(Recorded information):
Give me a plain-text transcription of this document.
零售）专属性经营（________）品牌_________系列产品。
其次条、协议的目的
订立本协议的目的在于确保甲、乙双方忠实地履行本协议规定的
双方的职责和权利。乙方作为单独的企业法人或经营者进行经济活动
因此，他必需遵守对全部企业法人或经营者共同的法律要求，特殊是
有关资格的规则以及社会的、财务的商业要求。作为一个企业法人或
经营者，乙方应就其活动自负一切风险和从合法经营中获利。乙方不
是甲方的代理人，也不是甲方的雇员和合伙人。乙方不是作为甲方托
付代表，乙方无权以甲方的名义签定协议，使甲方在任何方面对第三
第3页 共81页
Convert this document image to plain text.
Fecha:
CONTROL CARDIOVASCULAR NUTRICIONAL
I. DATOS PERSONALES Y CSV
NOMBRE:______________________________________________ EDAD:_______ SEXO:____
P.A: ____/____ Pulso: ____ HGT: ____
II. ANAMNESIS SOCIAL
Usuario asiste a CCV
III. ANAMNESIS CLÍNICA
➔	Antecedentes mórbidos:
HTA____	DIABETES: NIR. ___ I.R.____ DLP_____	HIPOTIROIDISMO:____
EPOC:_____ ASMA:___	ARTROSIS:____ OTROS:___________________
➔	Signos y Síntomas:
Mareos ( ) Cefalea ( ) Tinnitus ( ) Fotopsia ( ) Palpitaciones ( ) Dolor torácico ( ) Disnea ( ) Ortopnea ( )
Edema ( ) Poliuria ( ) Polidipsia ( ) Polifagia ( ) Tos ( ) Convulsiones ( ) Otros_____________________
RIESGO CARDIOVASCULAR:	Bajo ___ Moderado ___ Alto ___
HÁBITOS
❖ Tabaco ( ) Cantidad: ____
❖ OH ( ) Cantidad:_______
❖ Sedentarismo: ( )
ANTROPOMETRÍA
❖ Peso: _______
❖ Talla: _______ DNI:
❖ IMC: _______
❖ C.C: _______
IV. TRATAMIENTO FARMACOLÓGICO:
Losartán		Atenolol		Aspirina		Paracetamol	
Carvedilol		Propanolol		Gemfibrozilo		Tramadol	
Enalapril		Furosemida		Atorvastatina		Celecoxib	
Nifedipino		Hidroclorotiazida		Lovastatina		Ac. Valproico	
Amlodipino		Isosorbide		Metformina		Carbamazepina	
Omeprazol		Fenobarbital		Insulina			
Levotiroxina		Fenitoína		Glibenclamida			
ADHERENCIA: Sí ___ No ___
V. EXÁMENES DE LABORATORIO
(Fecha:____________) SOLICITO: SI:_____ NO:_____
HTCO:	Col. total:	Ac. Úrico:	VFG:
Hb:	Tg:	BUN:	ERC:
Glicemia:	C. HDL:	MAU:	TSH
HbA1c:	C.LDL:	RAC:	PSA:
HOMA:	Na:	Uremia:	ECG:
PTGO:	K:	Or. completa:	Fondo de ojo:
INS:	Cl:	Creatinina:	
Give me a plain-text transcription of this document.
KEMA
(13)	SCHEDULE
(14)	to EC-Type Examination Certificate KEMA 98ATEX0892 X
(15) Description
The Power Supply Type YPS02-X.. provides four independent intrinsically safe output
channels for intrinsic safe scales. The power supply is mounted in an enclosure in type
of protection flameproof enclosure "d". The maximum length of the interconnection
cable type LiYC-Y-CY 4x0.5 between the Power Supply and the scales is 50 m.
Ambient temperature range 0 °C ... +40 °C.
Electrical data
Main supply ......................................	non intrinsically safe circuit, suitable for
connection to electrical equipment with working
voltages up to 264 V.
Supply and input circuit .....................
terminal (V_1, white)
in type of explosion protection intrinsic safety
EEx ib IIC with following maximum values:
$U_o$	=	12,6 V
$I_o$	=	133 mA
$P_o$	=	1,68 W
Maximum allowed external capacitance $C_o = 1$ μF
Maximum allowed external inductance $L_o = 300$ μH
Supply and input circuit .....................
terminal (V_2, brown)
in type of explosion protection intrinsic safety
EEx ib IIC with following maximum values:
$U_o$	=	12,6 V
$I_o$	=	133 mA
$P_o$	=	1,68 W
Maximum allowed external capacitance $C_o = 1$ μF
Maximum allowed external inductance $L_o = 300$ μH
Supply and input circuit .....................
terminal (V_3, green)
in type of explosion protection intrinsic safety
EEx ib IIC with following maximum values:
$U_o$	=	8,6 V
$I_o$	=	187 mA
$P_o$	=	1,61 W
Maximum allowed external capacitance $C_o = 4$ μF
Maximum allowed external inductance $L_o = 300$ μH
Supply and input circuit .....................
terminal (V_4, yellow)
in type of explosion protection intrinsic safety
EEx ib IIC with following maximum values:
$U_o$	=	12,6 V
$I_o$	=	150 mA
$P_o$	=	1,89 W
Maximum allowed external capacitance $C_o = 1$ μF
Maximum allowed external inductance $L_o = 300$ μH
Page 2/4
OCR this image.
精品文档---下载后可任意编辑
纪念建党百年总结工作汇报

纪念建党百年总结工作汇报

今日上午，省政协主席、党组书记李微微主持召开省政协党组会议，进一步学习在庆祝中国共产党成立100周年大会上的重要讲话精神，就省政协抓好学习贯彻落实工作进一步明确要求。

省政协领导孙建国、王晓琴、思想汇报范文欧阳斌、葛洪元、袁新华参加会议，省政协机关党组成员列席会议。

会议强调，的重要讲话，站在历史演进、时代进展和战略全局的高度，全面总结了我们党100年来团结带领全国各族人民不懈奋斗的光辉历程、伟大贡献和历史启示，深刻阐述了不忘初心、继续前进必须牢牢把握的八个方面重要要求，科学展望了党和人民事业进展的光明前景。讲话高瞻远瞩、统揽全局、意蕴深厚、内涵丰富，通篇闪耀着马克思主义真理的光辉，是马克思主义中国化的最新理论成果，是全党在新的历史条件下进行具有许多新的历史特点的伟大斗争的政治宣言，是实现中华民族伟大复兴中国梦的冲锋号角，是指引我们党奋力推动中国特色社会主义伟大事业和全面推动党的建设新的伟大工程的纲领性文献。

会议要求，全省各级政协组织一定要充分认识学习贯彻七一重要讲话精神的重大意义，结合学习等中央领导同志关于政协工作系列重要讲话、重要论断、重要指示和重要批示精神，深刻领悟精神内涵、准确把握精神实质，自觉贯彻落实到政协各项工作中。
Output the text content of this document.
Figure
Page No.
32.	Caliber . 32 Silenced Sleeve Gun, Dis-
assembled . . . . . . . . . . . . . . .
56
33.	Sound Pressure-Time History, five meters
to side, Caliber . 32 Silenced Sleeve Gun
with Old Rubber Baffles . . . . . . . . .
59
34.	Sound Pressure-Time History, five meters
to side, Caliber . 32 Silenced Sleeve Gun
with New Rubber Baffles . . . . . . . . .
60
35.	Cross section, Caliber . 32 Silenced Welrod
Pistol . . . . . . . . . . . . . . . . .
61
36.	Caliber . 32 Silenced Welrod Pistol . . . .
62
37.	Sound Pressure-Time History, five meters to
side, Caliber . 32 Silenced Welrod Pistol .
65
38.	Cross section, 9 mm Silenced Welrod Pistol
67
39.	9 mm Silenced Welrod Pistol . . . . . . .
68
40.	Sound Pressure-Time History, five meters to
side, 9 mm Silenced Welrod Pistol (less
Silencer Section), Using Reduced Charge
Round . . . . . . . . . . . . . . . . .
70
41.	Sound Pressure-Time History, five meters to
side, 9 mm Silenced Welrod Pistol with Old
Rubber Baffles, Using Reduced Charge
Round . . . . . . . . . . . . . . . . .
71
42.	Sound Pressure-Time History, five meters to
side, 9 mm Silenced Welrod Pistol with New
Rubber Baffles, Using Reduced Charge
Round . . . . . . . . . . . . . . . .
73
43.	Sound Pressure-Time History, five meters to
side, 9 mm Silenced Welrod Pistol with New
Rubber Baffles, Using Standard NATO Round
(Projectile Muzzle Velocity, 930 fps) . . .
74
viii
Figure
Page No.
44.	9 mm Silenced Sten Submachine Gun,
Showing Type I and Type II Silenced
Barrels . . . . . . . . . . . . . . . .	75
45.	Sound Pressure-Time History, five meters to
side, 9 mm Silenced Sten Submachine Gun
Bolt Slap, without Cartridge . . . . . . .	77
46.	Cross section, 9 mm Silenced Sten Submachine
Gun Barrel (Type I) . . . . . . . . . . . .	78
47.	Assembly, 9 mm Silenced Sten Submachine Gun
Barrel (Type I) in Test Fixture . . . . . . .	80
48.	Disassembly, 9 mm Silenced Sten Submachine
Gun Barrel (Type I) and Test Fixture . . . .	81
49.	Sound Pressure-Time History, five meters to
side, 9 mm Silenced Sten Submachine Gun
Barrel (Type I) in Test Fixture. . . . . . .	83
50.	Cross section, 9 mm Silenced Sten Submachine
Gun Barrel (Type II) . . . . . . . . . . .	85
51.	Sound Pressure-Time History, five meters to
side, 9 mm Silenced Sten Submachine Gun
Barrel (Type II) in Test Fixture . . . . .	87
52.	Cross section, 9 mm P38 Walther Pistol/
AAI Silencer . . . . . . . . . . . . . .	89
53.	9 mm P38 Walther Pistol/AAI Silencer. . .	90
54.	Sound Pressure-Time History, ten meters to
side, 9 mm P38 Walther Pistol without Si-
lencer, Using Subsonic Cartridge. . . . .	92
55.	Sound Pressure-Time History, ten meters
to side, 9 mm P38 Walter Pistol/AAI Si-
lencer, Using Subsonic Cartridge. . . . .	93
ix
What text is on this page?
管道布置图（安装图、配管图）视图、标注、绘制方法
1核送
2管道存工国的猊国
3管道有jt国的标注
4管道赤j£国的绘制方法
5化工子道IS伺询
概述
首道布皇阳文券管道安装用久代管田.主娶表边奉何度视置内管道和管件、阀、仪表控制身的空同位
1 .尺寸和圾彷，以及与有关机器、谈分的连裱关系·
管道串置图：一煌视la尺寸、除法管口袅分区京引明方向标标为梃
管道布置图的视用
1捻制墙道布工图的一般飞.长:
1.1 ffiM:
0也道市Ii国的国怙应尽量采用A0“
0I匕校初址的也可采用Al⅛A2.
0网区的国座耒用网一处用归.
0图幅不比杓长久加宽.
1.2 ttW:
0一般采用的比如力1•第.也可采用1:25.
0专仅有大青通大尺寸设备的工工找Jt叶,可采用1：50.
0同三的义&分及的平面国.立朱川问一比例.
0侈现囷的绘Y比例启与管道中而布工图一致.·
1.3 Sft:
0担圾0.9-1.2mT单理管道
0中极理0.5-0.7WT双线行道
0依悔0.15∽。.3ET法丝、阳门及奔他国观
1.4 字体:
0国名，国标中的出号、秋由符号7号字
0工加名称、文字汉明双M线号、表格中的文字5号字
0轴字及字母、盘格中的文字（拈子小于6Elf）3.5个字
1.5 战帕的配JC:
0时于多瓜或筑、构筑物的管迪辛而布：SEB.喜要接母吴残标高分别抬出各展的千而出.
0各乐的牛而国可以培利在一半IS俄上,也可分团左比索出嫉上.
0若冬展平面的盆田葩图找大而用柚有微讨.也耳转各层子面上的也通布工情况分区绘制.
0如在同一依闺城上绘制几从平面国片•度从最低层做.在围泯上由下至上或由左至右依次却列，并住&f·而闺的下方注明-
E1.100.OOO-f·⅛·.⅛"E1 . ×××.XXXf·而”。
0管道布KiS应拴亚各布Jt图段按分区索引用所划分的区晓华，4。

(Set task):
In the entries above, find every line holding the word "this" and copy it out.

(The completed task):
Give me a plain-text transcription of this document.
Convert this document image to plain text.
Give me a plain-text transcription of this document.
OCR this image.
Output the text content of this document.
What text is on this page?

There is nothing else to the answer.